DATA IN THIS EXERCISE:
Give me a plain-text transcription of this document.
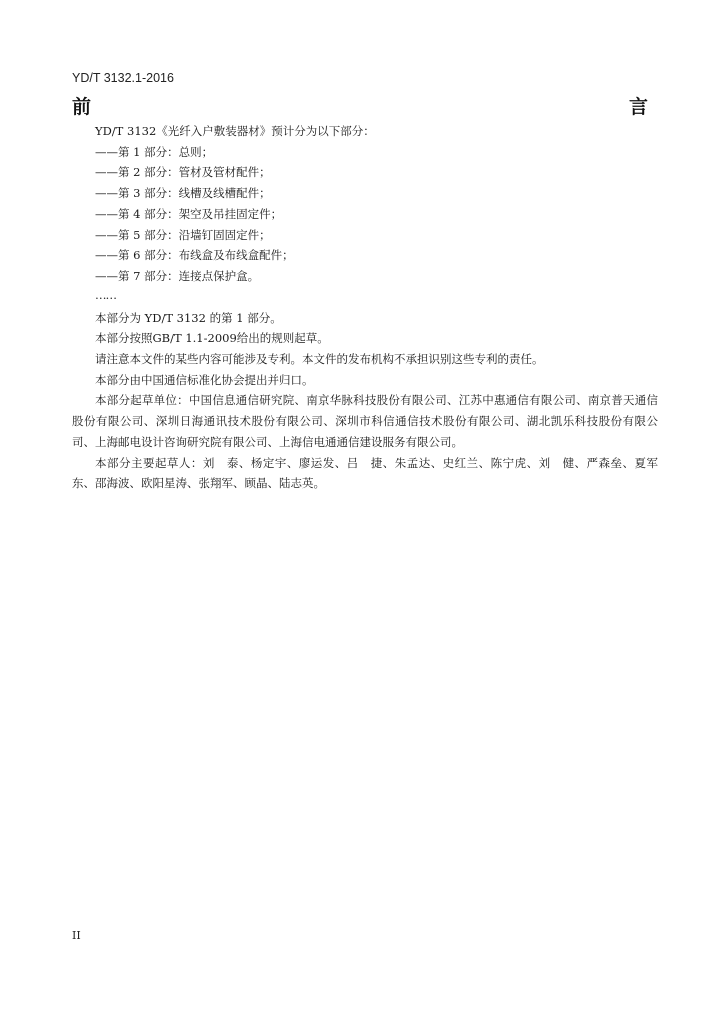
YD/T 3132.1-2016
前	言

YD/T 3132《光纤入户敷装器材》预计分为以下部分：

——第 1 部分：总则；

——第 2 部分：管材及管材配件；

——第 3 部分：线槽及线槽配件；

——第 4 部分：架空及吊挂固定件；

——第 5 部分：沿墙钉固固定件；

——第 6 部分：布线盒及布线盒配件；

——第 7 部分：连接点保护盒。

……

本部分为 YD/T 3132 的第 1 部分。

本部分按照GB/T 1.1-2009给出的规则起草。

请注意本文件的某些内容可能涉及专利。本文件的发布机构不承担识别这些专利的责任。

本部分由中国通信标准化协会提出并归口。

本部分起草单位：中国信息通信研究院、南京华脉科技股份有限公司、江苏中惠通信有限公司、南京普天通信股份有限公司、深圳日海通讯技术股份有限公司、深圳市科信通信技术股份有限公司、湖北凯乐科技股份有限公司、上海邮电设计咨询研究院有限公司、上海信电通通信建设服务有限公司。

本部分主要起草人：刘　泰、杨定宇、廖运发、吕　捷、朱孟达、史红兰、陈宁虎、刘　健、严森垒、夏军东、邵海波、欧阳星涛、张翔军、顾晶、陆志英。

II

WHAT TO WORK ON:
Without the pictures, return all the records precisely as they stand.

CORRECT RESULT:
Give me a plain-text transcription of this document.
YD/T 3132.1-2016
前	言

YD/T 3132《光纤入户敷装器材》预计分为以下部分：

——第 1 部分：总则；

——第 2 部分：管材及管材配件；

——第 3 部分：线槽及线槽配件；

——第 4 部分：架空及吊挂固定件；

——第 5 部分：沿墙钉固固定件；

——第 6 部分：布线盒及布线盒配件；

——第 7 部分：连接点保护盒。

……

本部分为 YD/T 3132 的第 1 部分。

本部分按照GB/T 1.1-2009给出的规则起草。

请注意本文件的某些内容可能涉及专利。本文件的发布机构不承担识别这些专利的责任。

本部分由中国通信标准化协会提出并归口。

本部分起草单位：中国信息通信研究院、南京华脉科技股份有限公司、江苏中惠通信有限公司、南京普天通信股份有限公司、深圳日海通讯技术股份有限公司、深圳市科信通信技术股份有限公司、湖北凯乐科技股份有限公司、上海邮电设计咨询研究院有限公司、上海信电通通信建设服务有限公司。

本部分主要起草人：刘　泰、杨定宇、廖运发、吕　捷、朱孟达、史红兰、陈宁虎、刘　健、严森垒、夏军东、邵海波、欧阳星涛、张翔军、顾晶、陆志英。

II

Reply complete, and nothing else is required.